(YOUR INSTRUCTIONS)
Copy out exactly the lines from the one containing "Convert this screenshot" to the end of the records below, both included, and nothing else.

(GIVEN RECORDS)
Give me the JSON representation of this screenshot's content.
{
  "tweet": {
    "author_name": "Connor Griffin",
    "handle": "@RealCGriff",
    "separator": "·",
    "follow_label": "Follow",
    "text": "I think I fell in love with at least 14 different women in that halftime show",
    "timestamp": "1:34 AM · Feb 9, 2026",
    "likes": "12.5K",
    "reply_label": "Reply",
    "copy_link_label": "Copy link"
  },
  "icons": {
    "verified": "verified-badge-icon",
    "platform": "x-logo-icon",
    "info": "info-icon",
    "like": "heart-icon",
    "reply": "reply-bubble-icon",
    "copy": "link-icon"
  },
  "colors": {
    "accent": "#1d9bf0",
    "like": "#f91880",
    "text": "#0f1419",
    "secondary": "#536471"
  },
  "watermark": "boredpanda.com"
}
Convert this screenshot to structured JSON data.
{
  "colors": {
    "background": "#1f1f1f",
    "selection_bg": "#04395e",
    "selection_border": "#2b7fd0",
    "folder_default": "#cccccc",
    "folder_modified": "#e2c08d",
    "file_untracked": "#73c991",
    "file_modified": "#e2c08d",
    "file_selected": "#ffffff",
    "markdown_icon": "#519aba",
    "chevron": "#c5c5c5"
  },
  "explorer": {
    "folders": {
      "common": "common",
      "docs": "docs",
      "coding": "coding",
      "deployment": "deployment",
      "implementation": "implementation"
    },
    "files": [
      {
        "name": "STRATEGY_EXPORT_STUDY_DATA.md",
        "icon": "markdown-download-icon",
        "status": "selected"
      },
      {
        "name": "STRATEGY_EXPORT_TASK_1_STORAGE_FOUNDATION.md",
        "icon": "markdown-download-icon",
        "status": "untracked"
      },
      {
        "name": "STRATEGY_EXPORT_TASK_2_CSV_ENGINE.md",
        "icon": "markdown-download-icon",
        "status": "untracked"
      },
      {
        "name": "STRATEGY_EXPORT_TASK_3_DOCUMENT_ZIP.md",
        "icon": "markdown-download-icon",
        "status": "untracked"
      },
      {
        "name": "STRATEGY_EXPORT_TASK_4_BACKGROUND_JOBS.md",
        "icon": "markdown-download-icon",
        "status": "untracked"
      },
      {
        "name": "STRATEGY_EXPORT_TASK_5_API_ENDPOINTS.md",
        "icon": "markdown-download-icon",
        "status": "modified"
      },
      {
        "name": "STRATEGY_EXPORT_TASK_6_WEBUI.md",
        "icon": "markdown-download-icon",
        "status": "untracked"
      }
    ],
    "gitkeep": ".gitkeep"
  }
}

(EXERCISE RESPONSE)
Convert this screenshot to structured JSON data.
{
  "colors": {
    "background": "#1f1f1f",
    "selection_bg": "#04395e",
    "selection_border": "#2b7fd0",
    "folder_default": "#cccccc",
    "folder_modified": "#e2c08d",
    "file_untracked": "#73c991",
    "file_modified": "#e2c08d",
    "file_selected": "#ffffff",
    "markdown_icon": "#519aba",
    "chevron": "#c5c5c5"
  },
  "explorer": {
    "folders": {
      "common": "common",
      "docs": "docs",
      "coding": "coding",
      "deployment": "deployment",
      "implementation": "implementation"
    },
    "files": [
      {
        "name": "STRATEGY_EXPORT_STUDY_DATA.md",
        "icon": "markdown-download-icon",
        "status": "selected"
      },
      {
        "name": "STRATEGY_EXPORT_TASK_1_STORAGE_FOUNDATION.md",
        "icon": "markdown-download-icon",
        "status": "untracked"
      },
      {
        "name": "STRATEGY_EXPORT_TASK_2_CSV_ENGINE.md",
        "icon": "markdown-download-icon",
        "status": "untracked"
      },
      {
        "name": "STRATEGY_EXPORT_TASK_3_DOCUMENT_ZIP.md",
        "icon": "markdown-download-icon",
        "status": "untracked"
      },
      {
        "name": "STRATEGY_EXPORT_TASK_4_BACKGROUND_JOBS.md",
        "icon": "markdown-download-icon",
        "status": "untracked"
      },
      {
        "name": "STRATEGY_EXPORT_TASK_5_API_ENDPOINTS.md",
        "icon": "markdown-download-icon",
        "status": "modified"
      },
      {
        "name": "STRATEGY_EXPORT_TASK_6_WEBUI.md",
        "icon": "markdown-download-icon",
        "status": "untracked"
      }
    ],
    "gitkeep": ".gitkeep"
  }
}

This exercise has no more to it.